## begin Data for processing

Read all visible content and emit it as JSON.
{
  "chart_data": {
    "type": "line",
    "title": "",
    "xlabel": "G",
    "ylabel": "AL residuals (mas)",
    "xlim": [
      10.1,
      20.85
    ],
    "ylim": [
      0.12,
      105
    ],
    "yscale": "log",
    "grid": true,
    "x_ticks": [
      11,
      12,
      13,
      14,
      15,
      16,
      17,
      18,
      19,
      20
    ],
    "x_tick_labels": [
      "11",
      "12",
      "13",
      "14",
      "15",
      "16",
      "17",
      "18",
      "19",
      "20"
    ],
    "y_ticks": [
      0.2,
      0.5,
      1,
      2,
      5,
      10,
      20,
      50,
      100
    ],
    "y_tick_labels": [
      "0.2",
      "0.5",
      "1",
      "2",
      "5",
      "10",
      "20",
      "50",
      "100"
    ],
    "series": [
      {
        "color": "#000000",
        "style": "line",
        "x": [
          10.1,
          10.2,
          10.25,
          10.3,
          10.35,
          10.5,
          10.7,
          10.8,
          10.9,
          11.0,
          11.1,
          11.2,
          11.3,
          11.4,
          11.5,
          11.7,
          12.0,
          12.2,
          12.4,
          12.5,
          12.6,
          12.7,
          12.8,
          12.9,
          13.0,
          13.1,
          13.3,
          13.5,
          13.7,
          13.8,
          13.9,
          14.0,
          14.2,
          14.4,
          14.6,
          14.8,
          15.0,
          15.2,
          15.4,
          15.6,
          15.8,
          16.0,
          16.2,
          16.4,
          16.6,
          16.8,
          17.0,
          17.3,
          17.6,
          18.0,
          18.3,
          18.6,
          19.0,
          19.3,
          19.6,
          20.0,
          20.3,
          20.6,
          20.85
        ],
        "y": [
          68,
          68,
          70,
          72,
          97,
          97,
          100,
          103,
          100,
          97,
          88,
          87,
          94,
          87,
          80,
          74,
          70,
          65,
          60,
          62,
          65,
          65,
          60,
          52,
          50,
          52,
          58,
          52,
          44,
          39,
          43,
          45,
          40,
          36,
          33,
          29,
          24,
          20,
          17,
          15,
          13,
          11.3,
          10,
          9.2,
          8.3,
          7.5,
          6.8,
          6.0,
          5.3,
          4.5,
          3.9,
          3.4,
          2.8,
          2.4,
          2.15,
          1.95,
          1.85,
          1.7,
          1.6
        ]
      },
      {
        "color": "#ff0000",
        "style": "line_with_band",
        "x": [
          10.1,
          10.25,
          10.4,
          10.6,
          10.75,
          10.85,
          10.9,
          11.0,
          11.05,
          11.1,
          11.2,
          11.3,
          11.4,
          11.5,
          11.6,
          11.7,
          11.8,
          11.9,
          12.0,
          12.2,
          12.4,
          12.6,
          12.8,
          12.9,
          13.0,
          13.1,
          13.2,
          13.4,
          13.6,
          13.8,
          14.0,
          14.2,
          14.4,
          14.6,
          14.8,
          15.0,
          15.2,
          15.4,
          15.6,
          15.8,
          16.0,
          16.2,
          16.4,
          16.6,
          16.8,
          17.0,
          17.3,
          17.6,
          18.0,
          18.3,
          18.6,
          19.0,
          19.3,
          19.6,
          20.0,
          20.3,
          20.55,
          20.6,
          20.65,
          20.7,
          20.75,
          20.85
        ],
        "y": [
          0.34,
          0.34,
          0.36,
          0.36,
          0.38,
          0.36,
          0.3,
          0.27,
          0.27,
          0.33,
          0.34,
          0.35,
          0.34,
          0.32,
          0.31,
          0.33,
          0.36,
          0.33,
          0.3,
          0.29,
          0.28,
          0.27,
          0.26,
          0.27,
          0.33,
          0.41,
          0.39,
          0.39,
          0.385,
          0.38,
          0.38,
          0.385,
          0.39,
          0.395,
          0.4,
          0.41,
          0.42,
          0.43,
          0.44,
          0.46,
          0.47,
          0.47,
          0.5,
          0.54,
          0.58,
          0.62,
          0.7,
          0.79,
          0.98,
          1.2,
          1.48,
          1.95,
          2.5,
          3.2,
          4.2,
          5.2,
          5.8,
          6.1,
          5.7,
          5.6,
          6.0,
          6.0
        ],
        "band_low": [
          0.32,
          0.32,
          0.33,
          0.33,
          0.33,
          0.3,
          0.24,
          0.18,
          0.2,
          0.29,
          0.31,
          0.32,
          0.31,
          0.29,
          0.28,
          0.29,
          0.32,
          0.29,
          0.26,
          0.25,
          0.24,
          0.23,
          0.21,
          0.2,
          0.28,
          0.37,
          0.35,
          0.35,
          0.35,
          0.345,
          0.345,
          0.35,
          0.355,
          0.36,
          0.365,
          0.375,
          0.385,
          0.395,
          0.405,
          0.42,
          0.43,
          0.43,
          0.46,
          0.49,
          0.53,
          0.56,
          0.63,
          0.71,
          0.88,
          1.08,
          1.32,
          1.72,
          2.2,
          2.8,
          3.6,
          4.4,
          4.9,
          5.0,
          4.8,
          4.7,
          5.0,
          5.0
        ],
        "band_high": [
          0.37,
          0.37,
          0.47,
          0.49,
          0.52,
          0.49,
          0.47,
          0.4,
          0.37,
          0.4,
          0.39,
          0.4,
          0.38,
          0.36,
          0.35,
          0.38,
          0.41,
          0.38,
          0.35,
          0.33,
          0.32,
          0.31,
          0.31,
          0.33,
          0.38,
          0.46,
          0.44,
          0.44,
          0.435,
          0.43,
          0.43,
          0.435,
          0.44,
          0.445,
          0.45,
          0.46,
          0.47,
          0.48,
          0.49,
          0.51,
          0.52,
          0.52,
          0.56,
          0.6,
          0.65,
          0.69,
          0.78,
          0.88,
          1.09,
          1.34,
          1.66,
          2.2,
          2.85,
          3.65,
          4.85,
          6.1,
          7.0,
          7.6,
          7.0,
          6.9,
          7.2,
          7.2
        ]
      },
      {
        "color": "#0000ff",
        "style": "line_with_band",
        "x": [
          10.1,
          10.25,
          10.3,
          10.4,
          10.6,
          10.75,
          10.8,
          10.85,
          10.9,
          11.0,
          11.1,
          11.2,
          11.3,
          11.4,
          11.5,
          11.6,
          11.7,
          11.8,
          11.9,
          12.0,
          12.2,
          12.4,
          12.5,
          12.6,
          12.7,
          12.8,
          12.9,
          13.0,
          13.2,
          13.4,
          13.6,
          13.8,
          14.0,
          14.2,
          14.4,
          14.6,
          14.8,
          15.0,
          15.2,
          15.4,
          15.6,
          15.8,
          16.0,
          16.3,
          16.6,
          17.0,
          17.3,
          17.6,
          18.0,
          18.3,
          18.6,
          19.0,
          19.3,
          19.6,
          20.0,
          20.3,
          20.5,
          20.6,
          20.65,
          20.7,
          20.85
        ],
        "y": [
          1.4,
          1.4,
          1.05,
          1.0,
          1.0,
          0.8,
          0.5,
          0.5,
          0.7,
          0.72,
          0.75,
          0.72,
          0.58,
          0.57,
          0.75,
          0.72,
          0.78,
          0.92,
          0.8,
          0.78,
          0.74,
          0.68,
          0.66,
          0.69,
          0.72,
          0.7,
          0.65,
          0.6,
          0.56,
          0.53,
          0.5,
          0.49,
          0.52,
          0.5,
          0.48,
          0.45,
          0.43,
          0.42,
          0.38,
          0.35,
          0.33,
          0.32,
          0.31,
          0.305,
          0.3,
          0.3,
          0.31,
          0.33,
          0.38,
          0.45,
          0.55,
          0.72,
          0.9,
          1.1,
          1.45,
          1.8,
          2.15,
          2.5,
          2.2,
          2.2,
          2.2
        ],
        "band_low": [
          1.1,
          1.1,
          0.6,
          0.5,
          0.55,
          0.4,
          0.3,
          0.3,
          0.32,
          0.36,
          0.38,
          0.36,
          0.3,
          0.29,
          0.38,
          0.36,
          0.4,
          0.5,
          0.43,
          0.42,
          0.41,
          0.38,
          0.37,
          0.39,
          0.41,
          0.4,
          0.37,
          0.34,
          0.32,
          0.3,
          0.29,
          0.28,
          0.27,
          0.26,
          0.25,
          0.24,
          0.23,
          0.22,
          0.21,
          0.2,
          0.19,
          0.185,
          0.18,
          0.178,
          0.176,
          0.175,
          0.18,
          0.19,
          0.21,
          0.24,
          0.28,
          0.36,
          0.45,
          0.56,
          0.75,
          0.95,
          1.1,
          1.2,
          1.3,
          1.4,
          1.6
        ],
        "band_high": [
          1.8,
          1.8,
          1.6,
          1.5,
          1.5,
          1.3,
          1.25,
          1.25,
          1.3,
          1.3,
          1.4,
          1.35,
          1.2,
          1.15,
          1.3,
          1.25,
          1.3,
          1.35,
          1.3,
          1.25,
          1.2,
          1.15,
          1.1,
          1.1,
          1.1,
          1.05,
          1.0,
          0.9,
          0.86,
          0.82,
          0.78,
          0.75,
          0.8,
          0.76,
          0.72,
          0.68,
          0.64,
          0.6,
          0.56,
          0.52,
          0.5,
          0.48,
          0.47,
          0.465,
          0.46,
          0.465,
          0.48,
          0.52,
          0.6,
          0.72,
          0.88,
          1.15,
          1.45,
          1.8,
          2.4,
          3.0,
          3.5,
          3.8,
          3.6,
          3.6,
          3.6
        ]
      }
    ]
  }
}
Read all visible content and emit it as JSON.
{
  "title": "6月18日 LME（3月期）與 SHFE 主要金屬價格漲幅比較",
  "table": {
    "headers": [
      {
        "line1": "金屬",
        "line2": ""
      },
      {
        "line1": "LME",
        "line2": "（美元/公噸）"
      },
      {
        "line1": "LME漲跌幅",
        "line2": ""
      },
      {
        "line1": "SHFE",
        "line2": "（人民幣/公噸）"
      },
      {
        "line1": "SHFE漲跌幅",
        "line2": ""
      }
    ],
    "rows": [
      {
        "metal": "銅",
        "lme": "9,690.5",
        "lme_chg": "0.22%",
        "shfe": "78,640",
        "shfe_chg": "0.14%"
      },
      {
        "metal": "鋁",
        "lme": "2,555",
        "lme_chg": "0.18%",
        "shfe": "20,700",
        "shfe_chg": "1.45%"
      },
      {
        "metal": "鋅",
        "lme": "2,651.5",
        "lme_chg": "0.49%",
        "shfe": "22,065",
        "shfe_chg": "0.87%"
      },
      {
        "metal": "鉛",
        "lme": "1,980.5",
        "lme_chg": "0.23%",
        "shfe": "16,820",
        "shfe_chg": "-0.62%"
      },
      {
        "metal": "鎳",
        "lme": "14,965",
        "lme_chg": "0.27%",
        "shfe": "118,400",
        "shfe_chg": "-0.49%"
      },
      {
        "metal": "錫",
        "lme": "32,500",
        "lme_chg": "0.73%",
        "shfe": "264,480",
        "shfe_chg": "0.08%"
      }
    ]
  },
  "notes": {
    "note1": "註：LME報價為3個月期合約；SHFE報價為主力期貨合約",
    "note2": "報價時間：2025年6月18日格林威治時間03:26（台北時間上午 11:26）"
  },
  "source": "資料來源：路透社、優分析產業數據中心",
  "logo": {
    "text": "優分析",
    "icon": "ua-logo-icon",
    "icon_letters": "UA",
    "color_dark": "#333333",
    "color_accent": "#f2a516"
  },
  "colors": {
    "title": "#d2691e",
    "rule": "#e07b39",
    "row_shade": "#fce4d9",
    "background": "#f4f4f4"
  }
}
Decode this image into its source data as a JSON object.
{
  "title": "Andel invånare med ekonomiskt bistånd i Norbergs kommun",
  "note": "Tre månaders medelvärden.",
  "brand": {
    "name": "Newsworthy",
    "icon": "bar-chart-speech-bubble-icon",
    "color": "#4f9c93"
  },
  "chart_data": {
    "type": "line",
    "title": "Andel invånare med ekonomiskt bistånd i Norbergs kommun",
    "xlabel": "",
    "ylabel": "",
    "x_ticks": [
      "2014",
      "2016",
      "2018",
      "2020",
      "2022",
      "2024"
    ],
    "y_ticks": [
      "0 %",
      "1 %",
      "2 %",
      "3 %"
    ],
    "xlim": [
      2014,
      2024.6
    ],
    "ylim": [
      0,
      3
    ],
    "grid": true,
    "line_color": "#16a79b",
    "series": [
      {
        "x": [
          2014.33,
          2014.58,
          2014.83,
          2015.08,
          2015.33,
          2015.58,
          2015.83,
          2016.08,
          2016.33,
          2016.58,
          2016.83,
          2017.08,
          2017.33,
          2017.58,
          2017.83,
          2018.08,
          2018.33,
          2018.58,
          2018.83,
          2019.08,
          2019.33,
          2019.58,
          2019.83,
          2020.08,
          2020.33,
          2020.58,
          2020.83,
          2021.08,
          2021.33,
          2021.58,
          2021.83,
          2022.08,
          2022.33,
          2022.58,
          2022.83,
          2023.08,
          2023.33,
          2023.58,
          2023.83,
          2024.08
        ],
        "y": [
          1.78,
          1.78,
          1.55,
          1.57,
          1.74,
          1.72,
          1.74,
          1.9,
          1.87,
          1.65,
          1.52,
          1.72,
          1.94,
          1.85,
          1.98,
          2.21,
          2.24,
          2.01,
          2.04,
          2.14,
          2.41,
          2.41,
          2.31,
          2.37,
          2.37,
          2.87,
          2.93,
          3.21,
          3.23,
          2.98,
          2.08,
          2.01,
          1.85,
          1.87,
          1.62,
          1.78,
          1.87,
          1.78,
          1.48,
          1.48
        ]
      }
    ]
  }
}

## end Data for processing

■ **Your goal**:
Return all lines with the word "bistånd" in them.

■ **Written answer**:
  "title": "Andel invånare med ekonomiskt bistånd i Norbergs kommun",
    "title": "Andel invånare med ekonomiskt bistånd i Norbergs kommun",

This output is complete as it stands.